● **WHAT NEEDS TO BE DONE**:
Please quote the material exactly, every line of it.

## BEGIN RECORDS FOR THE EXERCISE

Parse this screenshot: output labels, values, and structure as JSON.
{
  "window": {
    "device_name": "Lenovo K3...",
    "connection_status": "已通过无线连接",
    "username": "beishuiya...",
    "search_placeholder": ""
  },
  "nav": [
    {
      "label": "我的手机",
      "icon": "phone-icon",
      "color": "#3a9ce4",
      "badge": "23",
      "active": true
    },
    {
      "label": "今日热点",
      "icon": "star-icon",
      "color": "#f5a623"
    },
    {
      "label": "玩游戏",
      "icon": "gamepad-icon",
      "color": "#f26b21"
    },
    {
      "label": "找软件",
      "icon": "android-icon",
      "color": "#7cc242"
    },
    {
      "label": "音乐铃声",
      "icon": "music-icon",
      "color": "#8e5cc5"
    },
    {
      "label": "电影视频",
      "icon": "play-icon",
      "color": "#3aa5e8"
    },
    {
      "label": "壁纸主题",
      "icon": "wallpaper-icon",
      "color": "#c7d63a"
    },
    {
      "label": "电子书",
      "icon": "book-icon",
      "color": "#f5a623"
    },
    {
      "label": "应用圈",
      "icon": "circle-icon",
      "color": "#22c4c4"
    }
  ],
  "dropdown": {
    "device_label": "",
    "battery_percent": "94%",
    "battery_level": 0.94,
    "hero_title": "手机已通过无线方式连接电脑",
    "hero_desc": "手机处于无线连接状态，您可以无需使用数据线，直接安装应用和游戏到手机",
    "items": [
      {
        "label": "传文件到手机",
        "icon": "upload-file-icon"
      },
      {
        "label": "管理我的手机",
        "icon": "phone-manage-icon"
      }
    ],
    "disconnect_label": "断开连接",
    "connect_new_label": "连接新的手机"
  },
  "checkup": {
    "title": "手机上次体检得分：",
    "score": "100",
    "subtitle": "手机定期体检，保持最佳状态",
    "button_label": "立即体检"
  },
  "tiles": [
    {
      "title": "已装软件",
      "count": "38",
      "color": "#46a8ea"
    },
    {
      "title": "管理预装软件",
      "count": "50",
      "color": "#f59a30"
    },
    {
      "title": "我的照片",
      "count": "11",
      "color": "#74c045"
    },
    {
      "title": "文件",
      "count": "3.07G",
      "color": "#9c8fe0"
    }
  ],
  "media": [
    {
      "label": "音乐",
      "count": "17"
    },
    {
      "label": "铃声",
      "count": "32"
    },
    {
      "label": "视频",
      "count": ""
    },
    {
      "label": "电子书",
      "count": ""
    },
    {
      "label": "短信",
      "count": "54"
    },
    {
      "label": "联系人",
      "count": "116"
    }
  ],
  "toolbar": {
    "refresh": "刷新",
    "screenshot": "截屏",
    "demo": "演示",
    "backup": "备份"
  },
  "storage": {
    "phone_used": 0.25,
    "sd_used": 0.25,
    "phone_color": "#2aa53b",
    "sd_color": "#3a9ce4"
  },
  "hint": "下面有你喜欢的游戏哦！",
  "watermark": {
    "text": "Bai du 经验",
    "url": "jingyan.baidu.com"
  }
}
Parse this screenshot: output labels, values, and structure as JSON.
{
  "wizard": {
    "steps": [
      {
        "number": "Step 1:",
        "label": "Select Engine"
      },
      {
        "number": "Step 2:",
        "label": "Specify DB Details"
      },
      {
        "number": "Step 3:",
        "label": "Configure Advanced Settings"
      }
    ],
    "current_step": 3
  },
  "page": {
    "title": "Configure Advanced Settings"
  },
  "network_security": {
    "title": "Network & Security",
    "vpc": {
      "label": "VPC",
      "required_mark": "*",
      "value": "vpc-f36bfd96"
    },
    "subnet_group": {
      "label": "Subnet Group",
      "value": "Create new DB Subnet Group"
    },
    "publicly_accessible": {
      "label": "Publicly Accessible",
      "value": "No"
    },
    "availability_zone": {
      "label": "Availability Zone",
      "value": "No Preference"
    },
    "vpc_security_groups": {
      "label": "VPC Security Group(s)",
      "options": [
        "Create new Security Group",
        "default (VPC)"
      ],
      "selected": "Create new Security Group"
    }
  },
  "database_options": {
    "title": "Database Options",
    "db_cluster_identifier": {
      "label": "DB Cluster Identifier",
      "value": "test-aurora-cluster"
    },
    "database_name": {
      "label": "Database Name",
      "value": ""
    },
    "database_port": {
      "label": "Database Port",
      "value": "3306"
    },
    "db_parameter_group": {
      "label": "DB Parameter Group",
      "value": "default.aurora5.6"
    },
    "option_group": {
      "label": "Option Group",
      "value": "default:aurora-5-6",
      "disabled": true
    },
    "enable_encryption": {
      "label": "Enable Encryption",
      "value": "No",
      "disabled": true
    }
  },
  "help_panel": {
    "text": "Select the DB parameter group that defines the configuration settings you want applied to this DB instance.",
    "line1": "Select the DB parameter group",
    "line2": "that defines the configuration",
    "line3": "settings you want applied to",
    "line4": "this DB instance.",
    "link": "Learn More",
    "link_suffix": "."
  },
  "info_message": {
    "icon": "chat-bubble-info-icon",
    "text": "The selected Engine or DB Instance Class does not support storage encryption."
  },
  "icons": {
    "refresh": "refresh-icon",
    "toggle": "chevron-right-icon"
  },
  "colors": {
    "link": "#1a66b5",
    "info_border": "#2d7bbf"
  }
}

## END RECORDS FOR THE EXERCISE

● **THE RESPONSE**:
Parse this screenshot: output labels, values, and structure as JSON.
{
  "window": {
    "device_name": "Lenovo K3...",
    "connection_status": "已通过无线连接",
    "username": "beishuiya...",
    "search_placeholder": ""
  },
  "nav": [
    {
      "label": "我的手机",
      "icon": "phone-icon",
      "color": "#3a9ce4",
      "badge": "23",
      "active": true
    },
    {
      "label": "今日热点",
      "icon": "star-icon",
      "color": "#f5a623"
    },
    {
      "label": "玩游戏",
      "icon": "gamepad-icon",
      "color": "#f26b21"
    },
    {
      "label": "找软件",
      "icon": "android-icon",
      "color": "#7cc242"
    },
    {
      "label": "音乐铃声",
      "icon": "music-icon",
      "color": "#8e5cc5"
    },
    {
      "label": "电影视频",
      "icon": "play-icon",
      "color": "#3aa5e8"
    },
    {
      "label": "壁纸主题",
      "icon": "wallpaper-icon",
      "color": "#c7d63a"
    },
    {
      "label": "电子书",
      "icon": "book-icon",
      "color": "#f5a623"
    },
    {
      "label": "应用圈",
      "icon": "circle-icon",
      "color": "#22c4c4"
    }
  ],
  "dropdown": {
    "device_label": "",
    "battery_percent": "94%",
    "battery_level": 0.94,
    "hero_title": "手机已通过无线方式连接电脑",
    "hero_desc": "手机处于无线连接状态，您可以无需使用数据线，直接安装应用和游戏到手机",
    "items": [
      {
        "label": "传文件到手机",
        "icon": "upload-file-icon"
      },
      {
        "label": "管理我的手机",
        "icon": "phone-manage-icon"
      }
    ],
    "disconnect_label": "断开连接",
    "connect_new_label": "连接新的手机"
  },
  "checkup": {
    "title": "手机上次体检得分：",
    "score": "100",
    "subtitle": "手机定期体检，保持最佳状态",
    "button_label": "立即体检"
  },
  "tiles": [
    {
      "title": "已装软件",
      "count": "38",
      "color": "#46a8ea"
    },
    {
      "title": "管理预装软件",
      "count": "50",
      "color": "#f59a30"
    },
    {
      "title": "我的照片",
      "count": "11",
      "color": "#74c045"
    },
    {
      "title": "文件",
      "count": "3.07G",
      "color": "#9c8fe0"
    }
  ],
  "media": [
    {
      "label": "音乐",
      "count": "17"
    },
    {
      "label": "铃声",
      "count": "32"
    },
    {
      "label": "视频",
      "count": ""
    },
    {
      "label": "电子书",
      "count": ""
    },
    {
      "label": "短信",
      "count": "54"
    },
    {
      "label": "联系人",
      "count": "116"
    }
  ],
  "toolbar": {
    "refresh": "刷新",
    "screenshot": "截屏",
    "demo": "演示",
    "backup": "备份"
  },
  "storage": {
    "phone_used": 0.25,
    "sd_used": 0.25,
    "phone_color": "#2aa53b",
    "sd_color": "#3a9ce4"
  },
  "hint": "下面有你喜欢的游戏哦！",
  "watermark": {
    "text": "Bai du 经验",
    "url": "jingyan.baidu.com"
  }
}
Parse this screenshot: output labels, values, and structure as JSON.
{
  "wizard": {
    "steps": [
      {
        "number": "Step 1:",
        "label": "Select Engine"
      },
      {
        "number": "Step 2:",
        "label": "Specify DB Details"
      },
      {
        "number": "Step 3:",
        "label": "Configure Advanced Settings"
      }
    ],
    "current_step": 3
  },
  "page": {
    "title": "Configure Advanced Settings"
  },
  "network_security": {
    "title": "Network & Security",
    "vpc": {
      "label": "VPC",
      "required_mark": "*",
      "value": "vpc-f36bfd96"
    },
    "subnet_group": {
      "label": "Subnet Group",
      "value": "Create new DB Subnet Group"
    },
    "publicly_accessible": {
      "label": "Publicly Accessible",
      "value": "No"
    },
    "availability_zone": {
      "label": "Availability Zone",
      "value": "No Preference"
    },
    "vpc_security_groups": {
      "label": "VPC Security Group(s)",
      "options": [
        "Create new Security Group",
        "default (VPC)"
      ],
      "selected": "Create new Security Group"
    }
  },
  "database_options": {
    "title": "Database Options",
    "db_cluster_identifier": {
      "label": "DB Cluster Identifier",
      "value": "test-aurora-cluster"
    },
    "database_name": {
      "label": "Database Name",
      "value": ""
    },
    "database_port": {
      "label": "Database Port",
      "value": "3306"
    },
    "db_parameter_group": {
      "label": "DB Parameter Group",
      "value": "default.aurora5.6"
    },
    "option_group": {
      "label": "Option Group",
      "value": "default:aurora-5-6",
      "disabled": true
    },
    "enable_encryption": {
      "label": "Enable Encryption",
      "value": "No",
      "disabled": true
    }
  },
  "help_panel": {
    "text": "Select the DB parameter group that defines the configuration settings you want applied to this DB instance.",
    "line1": "Select the DB parameter group",
    "line2": "that defines the configuration",
    "line3": "settings you want applied to",
    "line4": "this DB instance.",
    "link": "Learn More",
    "link_suffix": "."
  },
  "info_message": {
    "icon": "chat-bubble-info-icon",
    "text": "The selected Engine or DB Instance Class does not support storage encryption."
  },
  "icons": {
    "refresh": "refresh-icon",
    "toggle": "chevron-right-icon"
  },
  "colors": {
    "link": "#1a66b5",
    "info_border": "#2d7bbf"
  }
}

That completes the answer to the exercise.